» **Written problem**
Scan the records for the line containing "Read this page and output its text content."; extract it and all later lines, verbatim, through the end, and nothing before it.

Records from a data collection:
•••
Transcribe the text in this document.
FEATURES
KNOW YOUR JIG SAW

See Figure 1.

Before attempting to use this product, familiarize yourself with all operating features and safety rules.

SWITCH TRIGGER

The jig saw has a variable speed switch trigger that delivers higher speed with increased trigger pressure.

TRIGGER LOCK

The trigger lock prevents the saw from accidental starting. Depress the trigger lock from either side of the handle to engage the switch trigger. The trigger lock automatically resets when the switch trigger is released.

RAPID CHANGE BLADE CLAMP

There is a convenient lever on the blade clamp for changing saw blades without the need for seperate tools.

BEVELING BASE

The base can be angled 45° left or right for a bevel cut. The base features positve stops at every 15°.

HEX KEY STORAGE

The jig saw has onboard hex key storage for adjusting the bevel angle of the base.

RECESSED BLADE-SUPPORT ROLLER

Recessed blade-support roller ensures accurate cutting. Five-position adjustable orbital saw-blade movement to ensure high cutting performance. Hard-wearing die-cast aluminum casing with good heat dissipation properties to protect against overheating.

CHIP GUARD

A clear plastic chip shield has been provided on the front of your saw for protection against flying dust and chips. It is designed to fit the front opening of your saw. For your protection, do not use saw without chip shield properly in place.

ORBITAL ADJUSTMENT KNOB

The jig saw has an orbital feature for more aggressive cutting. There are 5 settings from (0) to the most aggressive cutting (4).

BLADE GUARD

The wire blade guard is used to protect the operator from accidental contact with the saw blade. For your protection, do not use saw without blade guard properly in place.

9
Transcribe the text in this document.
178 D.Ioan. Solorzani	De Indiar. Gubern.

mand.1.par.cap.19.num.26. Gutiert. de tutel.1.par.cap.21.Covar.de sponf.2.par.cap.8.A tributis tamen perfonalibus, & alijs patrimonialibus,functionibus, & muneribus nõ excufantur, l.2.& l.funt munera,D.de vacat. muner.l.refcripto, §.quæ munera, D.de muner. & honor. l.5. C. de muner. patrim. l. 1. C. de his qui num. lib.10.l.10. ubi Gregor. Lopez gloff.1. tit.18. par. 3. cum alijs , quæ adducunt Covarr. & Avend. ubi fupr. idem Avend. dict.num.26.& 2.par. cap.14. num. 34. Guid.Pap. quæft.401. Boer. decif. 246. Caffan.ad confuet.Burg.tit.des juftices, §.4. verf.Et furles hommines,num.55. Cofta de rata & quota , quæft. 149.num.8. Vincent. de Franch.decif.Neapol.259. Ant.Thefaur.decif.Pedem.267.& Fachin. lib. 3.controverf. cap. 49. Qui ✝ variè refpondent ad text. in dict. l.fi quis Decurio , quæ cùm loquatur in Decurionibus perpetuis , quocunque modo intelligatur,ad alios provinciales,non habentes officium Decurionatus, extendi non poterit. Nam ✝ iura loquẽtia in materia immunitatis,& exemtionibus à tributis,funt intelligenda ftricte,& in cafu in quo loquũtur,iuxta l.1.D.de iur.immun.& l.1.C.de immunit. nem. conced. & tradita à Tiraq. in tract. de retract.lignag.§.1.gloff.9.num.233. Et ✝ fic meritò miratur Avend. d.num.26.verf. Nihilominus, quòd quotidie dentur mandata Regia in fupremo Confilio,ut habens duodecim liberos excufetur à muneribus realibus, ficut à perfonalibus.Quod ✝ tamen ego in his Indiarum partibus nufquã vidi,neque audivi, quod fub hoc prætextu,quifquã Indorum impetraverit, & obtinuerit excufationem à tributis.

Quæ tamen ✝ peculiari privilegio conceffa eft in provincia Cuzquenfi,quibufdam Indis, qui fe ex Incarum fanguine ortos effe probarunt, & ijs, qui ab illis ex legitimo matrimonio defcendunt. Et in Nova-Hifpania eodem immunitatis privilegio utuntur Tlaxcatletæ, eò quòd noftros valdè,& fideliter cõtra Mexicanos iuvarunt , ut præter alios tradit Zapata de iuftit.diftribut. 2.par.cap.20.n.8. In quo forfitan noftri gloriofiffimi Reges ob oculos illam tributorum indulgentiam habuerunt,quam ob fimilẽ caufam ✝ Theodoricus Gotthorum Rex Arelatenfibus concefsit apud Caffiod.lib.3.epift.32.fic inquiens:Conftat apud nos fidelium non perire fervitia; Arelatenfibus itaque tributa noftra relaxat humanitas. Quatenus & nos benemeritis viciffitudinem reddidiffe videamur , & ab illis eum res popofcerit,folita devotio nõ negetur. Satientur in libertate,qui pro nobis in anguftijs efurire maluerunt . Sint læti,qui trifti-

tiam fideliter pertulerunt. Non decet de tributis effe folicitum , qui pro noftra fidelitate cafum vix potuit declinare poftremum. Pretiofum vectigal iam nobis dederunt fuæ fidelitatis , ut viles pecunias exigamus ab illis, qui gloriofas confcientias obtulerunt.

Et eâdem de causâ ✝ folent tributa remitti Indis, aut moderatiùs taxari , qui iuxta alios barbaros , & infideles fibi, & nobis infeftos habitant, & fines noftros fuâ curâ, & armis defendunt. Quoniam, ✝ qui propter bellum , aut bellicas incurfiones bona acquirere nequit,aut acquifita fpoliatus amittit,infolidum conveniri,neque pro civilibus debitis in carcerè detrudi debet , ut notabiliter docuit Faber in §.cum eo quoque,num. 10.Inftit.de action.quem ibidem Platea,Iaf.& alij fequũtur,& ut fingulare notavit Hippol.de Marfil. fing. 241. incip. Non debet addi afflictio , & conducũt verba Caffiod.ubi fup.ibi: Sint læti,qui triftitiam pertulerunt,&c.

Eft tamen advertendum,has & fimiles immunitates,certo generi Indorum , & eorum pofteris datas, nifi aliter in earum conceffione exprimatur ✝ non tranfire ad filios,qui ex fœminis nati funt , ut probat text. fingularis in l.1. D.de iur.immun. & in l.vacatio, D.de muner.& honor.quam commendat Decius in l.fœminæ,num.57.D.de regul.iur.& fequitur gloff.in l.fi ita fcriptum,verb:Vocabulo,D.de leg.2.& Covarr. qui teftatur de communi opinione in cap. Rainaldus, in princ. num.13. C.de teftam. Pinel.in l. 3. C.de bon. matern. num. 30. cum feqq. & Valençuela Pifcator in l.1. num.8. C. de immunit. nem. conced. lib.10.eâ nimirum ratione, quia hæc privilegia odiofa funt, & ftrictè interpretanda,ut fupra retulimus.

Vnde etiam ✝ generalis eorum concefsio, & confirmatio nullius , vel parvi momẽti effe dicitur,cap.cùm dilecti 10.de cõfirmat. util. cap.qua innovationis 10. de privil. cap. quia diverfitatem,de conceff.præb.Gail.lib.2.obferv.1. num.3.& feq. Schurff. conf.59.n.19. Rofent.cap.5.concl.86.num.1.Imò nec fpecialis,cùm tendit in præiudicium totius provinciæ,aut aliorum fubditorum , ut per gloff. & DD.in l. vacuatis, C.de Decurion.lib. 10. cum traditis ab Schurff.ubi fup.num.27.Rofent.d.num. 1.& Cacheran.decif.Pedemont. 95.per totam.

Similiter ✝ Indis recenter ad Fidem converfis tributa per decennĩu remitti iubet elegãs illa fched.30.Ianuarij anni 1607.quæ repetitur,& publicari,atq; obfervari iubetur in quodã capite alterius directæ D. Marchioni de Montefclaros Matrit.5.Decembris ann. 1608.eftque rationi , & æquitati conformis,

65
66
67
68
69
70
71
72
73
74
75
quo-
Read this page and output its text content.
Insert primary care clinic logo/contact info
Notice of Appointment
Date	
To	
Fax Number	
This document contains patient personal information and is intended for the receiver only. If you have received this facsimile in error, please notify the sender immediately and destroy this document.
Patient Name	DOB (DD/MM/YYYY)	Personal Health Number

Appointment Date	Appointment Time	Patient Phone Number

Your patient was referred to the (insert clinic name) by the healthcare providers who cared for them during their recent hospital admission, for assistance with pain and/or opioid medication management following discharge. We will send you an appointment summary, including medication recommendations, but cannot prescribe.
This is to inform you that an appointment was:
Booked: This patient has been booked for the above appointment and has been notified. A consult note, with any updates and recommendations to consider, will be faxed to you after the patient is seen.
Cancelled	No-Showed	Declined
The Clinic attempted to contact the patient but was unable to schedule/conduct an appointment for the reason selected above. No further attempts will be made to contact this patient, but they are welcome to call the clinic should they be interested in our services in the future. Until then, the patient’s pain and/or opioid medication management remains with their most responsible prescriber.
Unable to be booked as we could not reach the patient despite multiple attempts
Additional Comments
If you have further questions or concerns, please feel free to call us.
•••
» **Result**
Read this page and output its text content.
Insert primary care clinic logo/contact info
Notice of Appointment
Date	
To	
Fax Number	
This document contains patient personal information and is intended for the receiver only. If you have received this facsimile in error, please notify the sender immediately and destroy this document.
Patient Name	DOB (DD/MM/YYYY)	Personal Health Number

Appointment Date	Appointment Time	Patient Phone Number

Your patient was referred to the (insert clinic name) by the healthcare providers who cared for them during their recent hospital admission, for assistance with pain and/or opioid medication management following discharge. We will send you an appointment summary, including medication recommendations, but cannot prescribe.
This is to inform you that an appointment was:
Booked: This patient has been booked for the above appointment and has been notified. A consult note, with any updates and recommendations to consider, will be faxed to you after the patient is seen.
Cancelled	No-Showed	Declined
The Clinic attempted to contact the patient but was unable to schedule/conduct an appointment for the reason selected above. No further attempts will be made to contact this patient, but they are welcome to call the clinic should they be interested in our services in the future. Until then, the patient’s pain and/or opioid medication management remains with their most responsible prescriber.
Unable to be booked as we could not reach the patient despite multiple attempts
Additional Comments
If you have further questions or concerns, please feel free to call us.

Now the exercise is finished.